- Record extracts
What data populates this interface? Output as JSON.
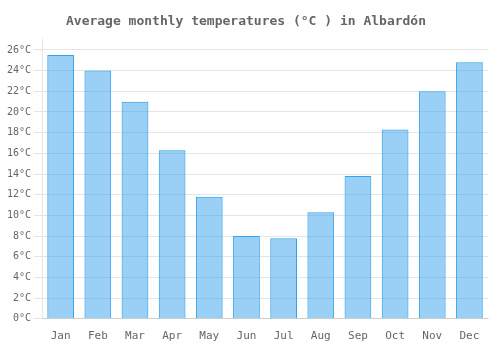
{
  "chart_data": {
    "type": "bar",
    "title": "Average monthly temperatures (°C ) in Albardón",
    "categories": [
      "Jan",
      "Feb",
      "Mar",
      "Apr",
      "May",
      "Jun",
      "Jul",
      "Aug",
      "Sep",
      "Oct",
      "Nov",
      "Dec"
    ],
    "values": [
      25.5,
      24.0,
      21.0,
      16.3,
      11.8,
      8.0,
      7.8,
      10.3,
      13.8,
      18.3,
      22.0,
      24.8
    ],
    "ylim": [
      0,
      27
    ],
    "yticks": [
      {
        "value": 0,
        "label": "0°C"
      },
      {
        "value": 2,
        "label": "2°C"
      },
      {
        "value": 4,
        "label": "4°C"
      },
      {
        "value": 6,
        "label": "6°C"
      },
      {
        "value": 8,
        "label": "8°C"
      },
      {
        "value": 10,
        "label": "10°C"
      },
      {
        "value": 12,
        "label": "12°C"
      },
      {
        "value": 14,
        "label": "14°C"
      },
      {
        "value": 16,
        "label": "16°C"
      },
      {
        "value": 18,
        "label": "18°C"
      },
      {
        "value": 20,
        "label": "20°C"
      },
      {
        "value": 22,
        "label": "22°C"
      },
      {
        "value": 24,
        "label": "24°C"
      },
      {
        "value": 26,
        "label": "26°C"
      }
    ],
    "grid": true
  }
}
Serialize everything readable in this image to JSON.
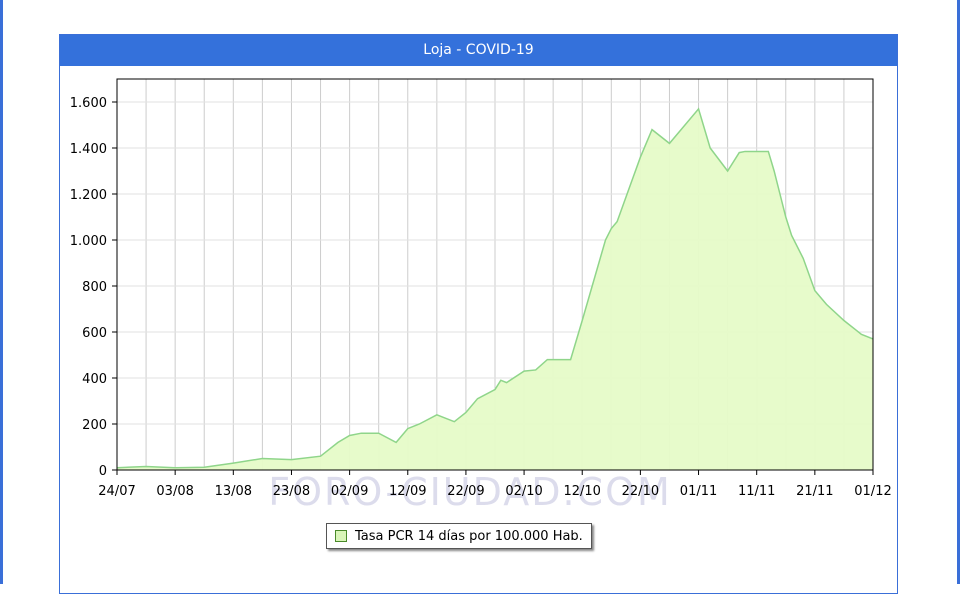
{
  "header": {
    "title": "Loja - COVID-19"
  },
  "watermark": "FORO-CIUDAD.COM",
  "colors": {
    "header": "#3471db",
    "fill": "#e6fbc8",
    "line": "#8fd58a",
    "grid": "#cccccc"
  },
  "chart_data": {
    "type": "area",
    "title": "Loja - COVID-19",
    "xlabel": "",
    "ylabel": "",
    "ylim": [
      0,
      1700
    ],
    "y_ticks": [
      0,
      200,
      400,
      600,
      800,
      1000,
      1200,
      1400,
      1600
    ],
    "y_tick_labels": [
      "0",
      "200",
      "400",
      "600",
      "800",
      "1.000",
      "1.200",
      "1.400",
      "1.600"
    ],
    "x_tick_labels": [
      "24/07",
      "03/08",
      "13/08",
      "23/08",
      "02/09",
      "12/09",
      "22/09",
      "02/10",
      "12/10",
      "22/10",
      "01/11",
      "11/11",
      "21/11",
      "01/12"
    ],
    "grid": true,
    "legend": {
      "placement": "bottom-center"
    },
    "series": [
      {
        "name": "Tasa PCR 14 días por 100.000 Hab.",
        "x": [
          0,
          5,
          10,
          15,
          20,
          25,
          30,
          35,
          38,
          40,
          42,
          45,
          48,
          50,
          52,
          55,
          58,
          60,
          62,
          65,
          66,
          67,
          70,
          72,
          74,
          75,
          78,
          80,
          84,
          85,
          86,
          88,
          90,
          92,
          95,
          100,
          102,
          105,
          107,
          108,
          109,
          110,
          111,
          112,
          113,
          114,
          115,
          116,
          118,
          120,
          122,
          125,
          127,
          128,
          130
        ],
        "values": [
          10,
          15,
          10,
          12,
          30,
          50,
          45,
          60,
          120,
          150,
          160,
          160,
          120,
          180,
          200,
          240,
          210,
          250,
          310,
          350,
          390,
          380,
          430,
          435,
          480,
          480,
          480,
          650,
          1000,
          1050,
          1080,
          1220,
          1360,
          1480,
          1420,
          1570,
          1400,
          1300,
          1380,
          1385,
          1385,
          1385,
          1385,
          1385,
          1300,
          1200,
          1100,
          1020,
          920,
          780,
          720,
          650,
          610,
          590,
          570
        ]
      }
    ]
  }
}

- Exercise
Restate each entry word for word, please, but drop any images it holds.

- Response for this exercise
What data populates this interface? Output as JSON.
{
  "chart_data": {
    "type": "bar",
    "title": "Average monthly temperatures (°C ) in Albardón",
    "categories": [
      "Jan",
      "Feb",
      "Mar",
      "Apr",
      "May",
      "Jun",
      "Jul",
      "Aug",
      "Sep",
      "Oct",
      "Nov",
      "Dec"
    ],
    "values": [
      25.5,
      24.0,
      21.0,
      16.3,
      11.8,
      8.0,
      7.8,
      10.3,
      13.8,
      18.3,
      22.0,
      24.8
    ],
    "ylim": [
      0,
      27
    ],
    "yticks": [
      {
        "value": 0,
        "label": "0°C"
      },
      {
        "value": 2,
        "label": "2°C"
      },
      {
        "value": 4,
        "label": "4°C"
      },
      {
        "value": 6,
        "label": "6°C"
      },
      {
        "value": 8,
        "label": "8°C"
      },
      {
        "value": 10,
        "label": "10°C"
      },
      {
        "value": 12,
        "label": "12°C"
      },
      {
        "value": 14,
        "label": "14°C"
      },
      {
        "value": 16,
        "label": "16°C"
      },
      {
        "value": 18,
        "label": "18°C"
      },
      {
        "value": 20,
        "label": "20°C"
      },
      {
        "value": 22,
        "label": "22°C"
      },
      {
        "value": 24,
        "label": "24°C"
      },
      {
        "value": 26,
        "label": "26°C"
      }
    ],
    "grid": true
  }
}
Serialize everything readable in this image to JSON.
{
  "header": {
    "title": "Loja - COVID-19"
  },
  "watermark": "FORO-CIUDAD.COM",
  "colors": {
    "header": "#3471db",
    "fill": "#e6fbc8",
    "line": "#8fd58a",
    "grid": "#cccccc"
  },
  "chart_data": {
    "type": "area",
    "title": "Loja - COVID-19",
    "xlabel": "",
    "ylabel": "",
    "ylim": [
      0,
      1700
    ],
    "y_ticks": [
      0,
      200,
      400,
      600,
      800,
      1000,
      1200,
      1400,
      1600
    ],
    "y_tick_labels": [
      "0",
      "200",
      "400",
      "600",
      "800",
      "1.000",
      "1.200",
      "1.400",
      "1.600"
    ],
    "x_tick_labels": [
      "24/07",
      "03/08",
      "13/08",
      "23/08",
      "02/09",
      "12/09",
      "22/09",
      "02/10",
      "12/10",
      "22/10",
      "01/11",
      "11/11",
      "21/11",
      "01/12"
    ],
    "grid": true,
    "legend": {
      "placement": "bottom-center"
    },
    "series": [
      {
        "name": "Tasa PCR 14 días por 100.000 Hab.",
        "x": [
          0,
          5,
          10,
          15,
          20,
          25,
          30,
          35,
          38,
          40,
          42,
          45,
          48,
          50,
          52,
          55,
          58,
          60,
          62,
          65,
          66,
          67,
          70,
          72,
          74,
          75,
          78,
          80,
          84,
          85,
          86,
          88,
          90,
          92,
          95,
          100,
          102,
          105,
          107,
          108,
          109,
          110,
          111,
          112,
          113,
          114,
          115,
          116,
          118,
          120,
          122,
          125,
          127,
          128,
          130
        ],
        "values": [
          10,
          15,
          10,
          12,
          30,
          50,
          45,
          60,
          120,
          150,
          160,
          160,
          120,
          180,
          200,
          240,
          210,
          250,
          310,
          350,
          390,
          380,
          430,
          435,
          480,
          480,
          480,
          650,
          1000,
          1050,
          1080,
          1220,
          1360,
          1480,
          1420,
          1570,
          1400,
          1300,
          1380,
          1385,
          1385,
          1385,
          1385,
          1385,
          1300,
          1200,
          1100,
          1020,
          920,
          780,
          720,
          650,
          610,
          590,
          570
        ]
      }
    ]
  }
}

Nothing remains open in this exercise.